• WORK TO COMPLETE
Copy each line of the material below that includes the string "London".

◇ ◇ ◇ ◇

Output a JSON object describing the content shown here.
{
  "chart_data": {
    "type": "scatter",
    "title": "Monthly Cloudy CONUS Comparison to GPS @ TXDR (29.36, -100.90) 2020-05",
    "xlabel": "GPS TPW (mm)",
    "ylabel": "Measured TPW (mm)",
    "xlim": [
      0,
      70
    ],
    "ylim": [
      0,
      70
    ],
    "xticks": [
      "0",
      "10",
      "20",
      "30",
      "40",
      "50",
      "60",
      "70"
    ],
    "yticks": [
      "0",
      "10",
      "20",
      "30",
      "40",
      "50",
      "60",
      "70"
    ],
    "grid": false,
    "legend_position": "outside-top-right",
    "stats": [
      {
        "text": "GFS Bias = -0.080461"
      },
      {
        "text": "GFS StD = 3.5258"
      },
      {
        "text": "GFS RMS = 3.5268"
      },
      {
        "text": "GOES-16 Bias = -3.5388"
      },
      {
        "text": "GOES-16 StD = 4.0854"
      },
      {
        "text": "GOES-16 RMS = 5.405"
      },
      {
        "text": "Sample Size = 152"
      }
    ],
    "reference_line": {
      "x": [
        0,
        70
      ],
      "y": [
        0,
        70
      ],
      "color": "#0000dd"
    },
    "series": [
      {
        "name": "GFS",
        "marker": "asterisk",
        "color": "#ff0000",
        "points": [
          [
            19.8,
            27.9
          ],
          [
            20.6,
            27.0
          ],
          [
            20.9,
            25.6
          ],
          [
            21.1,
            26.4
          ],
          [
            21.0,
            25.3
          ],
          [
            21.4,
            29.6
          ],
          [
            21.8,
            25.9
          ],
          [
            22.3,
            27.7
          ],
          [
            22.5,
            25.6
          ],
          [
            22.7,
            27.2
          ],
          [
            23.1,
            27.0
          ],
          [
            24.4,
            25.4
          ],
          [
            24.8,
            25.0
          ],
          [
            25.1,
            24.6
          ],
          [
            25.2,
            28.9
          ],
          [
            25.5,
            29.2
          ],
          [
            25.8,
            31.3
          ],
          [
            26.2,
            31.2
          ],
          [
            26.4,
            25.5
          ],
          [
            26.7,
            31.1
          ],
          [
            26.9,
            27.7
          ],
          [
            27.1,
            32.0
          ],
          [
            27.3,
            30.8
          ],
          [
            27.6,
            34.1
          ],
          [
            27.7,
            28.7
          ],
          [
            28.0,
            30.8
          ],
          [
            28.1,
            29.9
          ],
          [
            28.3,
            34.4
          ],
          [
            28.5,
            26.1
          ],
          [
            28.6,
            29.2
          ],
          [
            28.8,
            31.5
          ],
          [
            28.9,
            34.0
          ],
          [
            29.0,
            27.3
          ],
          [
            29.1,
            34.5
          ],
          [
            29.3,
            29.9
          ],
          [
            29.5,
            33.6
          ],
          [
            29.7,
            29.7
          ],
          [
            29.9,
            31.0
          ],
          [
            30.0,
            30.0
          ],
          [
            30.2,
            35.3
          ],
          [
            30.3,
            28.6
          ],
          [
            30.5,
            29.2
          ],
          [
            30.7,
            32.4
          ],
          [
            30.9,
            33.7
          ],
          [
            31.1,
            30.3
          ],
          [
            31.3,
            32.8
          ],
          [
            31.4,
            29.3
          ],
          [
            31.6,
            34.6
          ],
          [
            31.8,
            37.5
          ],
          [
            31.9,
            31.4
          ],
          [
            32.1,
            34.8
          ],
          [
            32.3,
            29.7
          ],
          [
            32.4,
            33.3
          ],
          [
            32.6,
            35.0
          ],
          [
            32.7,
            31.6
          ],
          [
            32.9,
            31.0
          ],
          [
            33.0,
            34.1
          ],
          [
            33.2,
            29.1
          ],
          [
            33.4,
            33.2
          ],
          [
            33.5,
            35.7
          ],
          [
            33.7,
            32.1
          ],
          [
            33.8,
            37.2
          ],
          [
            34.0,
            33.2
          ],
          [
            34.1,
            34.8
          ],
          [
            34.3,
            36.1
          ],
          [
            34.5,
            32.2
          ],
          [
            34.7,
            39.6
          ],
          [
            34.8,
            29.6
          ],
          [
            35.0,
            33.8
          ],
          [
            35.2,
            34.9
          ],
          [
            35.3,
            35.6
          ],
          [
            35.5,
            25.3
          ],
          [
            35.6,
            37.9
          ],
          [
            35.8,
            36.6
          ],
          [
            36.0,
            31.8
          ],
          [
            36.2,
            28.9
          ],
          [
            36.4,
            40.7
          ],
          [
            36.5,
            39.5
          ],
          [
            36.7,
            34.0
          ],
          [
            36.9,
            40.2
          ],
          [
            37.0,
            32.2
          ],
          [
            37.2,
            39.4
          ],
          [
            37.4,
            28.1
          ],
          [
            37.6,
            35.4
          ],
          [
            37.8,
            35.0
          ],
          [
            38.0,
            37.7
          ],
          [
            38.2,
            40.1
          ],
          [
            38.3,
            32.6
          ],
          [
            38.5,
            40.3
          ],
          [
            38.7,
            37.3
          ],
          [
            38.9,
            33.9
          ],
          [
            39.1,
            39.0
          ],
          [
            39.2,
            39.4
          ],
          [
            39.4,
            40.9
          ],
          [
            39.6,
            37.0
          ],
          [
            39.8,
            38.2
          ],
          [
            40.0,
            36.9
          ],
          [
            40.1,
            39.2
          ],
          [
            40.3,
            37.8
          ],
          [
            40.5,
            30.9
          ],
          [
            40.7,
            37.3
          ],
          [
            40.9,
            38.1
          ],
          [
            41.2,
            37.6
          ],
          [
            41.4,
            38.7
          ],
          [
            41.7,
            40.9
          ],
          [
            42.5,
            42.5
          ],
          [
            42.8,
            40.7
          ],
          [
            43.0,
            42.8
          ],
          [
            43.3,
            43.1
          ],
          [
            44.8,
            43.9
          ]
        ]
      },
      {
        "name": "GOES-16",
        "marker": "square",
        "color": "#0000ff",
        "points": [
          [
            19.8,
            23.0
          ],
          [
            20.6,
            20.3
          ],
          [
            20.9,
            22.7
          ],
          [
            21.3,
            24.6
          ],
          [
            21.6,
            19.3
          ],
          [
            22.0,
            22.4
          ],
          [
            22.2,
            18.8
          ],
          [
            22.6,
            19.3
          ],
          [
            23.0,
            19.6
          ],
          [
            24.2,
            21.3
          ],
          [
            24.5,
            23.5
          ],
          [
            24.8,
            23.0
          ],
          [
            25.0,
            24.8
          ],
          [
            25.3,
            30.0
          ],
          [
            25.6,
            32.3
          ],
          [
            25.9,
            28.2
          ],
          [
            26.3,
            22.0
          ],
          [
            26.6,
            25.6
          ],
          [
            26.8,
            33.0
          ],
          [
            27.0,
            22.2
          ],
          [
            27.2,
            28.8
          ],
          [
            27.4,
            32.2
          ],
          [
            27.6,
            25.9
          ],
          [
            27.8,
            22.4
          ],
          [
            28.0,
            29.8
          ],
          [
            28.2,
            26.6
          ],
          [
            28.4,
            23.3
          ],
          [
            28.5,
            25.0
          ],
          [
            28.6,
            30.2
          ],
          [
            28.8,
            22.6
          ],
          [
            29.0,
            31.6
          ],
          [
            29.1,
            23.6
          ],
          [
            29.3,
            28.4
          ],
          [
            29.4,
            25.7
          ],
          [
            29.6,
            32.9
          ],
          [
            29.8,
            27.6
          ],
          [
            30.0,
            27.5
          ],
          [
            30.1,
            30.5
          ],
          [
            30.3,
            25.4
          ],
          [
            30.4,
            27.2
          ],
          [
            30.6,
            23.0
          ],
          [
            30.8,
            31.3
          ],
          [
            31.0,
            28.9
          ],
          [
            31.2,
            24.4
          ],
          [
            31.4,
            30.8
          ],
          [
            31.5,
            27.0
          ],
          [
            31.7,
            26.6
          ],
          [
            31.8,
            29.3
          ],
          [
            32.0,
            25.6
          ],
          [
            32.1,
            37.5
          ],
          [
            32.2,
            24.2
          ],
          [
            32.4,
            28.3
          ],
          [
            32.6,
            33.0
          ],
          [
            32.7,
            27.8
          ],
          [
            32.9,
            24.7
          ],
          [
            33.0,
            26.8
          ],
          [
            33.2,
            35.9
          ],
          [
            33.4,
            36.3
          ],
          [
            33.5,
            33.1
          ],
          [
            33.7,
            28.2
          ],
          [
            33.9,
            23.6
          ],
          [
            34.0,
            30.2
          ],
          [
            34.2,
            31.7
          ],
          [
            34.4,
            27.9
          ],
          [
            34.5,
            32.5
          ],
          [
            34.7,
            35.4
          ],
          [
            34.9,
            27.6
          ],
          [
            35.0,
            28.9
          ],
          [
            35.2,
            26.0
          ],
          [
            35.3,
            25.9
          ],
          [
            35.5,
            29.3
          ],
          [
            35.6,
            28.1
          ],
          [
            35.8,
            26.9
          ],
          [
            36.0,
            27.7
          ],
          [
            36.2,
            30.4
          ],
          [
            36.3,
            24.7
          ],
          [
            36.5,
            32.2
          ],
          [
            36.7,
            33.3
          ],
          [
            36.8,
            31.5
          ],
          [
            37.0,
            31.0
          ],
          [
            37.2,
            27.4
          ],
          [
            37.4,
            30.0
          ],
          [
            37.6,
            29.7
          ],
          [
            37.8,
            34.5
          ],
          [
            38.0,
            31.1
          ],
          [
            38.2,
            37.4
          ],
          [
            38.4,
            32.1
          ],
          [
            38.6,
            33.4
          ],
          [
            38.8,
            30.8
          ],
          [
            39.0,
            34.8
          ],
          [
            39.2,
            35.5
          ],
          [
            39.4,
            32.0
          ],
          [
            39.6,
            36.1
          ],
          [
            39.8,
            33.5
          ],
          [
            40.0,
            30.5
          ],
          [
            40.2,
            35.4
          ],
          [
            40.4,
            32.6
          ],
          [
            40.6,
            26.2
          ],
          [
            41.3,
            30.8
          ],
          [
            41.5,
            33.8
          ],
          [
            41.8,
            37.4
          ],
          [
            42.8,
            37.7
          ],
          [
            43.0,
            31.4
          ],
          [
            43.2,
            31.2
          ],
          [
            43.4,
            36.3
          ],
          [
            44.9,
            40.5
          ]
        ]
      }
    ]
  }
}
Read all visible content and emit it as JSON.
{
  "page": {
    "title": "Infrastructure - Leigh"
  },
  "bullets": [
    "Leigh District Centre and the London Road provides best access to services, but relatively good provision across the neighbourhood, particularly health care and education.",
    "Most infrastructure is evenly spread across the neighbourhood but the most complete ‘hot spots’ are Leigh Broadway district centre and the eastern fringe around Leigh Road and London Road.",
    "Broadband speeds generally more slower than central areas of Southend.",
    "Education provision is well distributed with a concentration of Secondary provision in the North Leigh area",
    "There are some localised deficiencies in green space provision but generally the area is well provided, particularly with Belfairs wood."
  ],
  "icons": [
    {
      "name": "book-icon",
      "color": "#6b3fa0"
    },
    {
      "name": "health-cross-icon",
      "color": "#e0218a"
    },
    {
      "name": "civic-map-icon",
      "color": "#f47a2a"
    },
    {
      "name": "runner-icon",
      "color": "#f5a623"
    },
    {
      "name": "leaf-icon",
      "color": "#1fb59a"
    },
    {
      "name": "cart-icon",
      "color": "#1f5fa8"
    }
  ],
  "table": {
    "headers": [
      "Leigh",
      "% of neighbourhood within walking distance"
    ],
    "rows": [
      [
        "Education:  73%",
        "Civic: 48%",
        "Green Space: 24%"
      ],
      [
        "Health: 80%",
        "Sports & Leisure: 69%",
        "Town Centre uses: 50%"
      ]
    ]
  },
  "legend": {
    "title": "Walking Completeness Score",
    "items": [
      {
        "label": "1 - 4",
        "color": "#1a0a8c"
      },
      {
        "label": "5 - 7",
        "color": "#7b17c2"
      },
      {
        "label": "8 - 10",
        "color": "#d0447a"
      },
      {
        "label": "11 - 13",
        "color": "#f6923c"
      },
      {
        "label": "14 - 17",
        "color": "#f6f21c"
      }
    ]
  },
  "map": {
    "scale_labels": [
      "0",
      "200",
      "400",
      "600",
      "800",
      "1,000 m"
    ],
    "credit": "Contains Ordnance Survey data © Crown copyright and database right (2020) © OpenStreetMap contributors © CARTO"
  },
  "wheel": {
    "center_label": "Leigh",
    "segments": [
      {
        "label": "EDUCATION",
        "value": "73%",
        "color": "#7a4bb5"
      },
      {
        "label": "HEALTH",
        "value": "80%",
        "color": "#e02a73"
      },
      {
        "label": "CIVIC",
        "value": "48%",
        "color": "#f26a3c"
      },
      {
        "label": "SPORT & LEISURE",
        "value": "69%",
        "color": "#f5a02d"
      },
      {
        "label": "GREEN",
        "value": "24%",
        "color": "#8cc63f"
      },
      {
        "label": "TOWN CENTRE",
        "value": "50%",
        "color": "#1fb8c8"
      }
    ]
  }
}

◇ ◇ ◇ ◇

• CORRECT RESPONSE
    "Leigh District Centre and the London Road provides best access to services, but relatively good provision across the neighbourhood, particularly health care and education.",
    "Most infrastructure is evenly spread across the neighbourhood but the most complete ‘hot spots’ are Leigh Broadway district centre and the eastern fringe around Leigh Road and London Road.",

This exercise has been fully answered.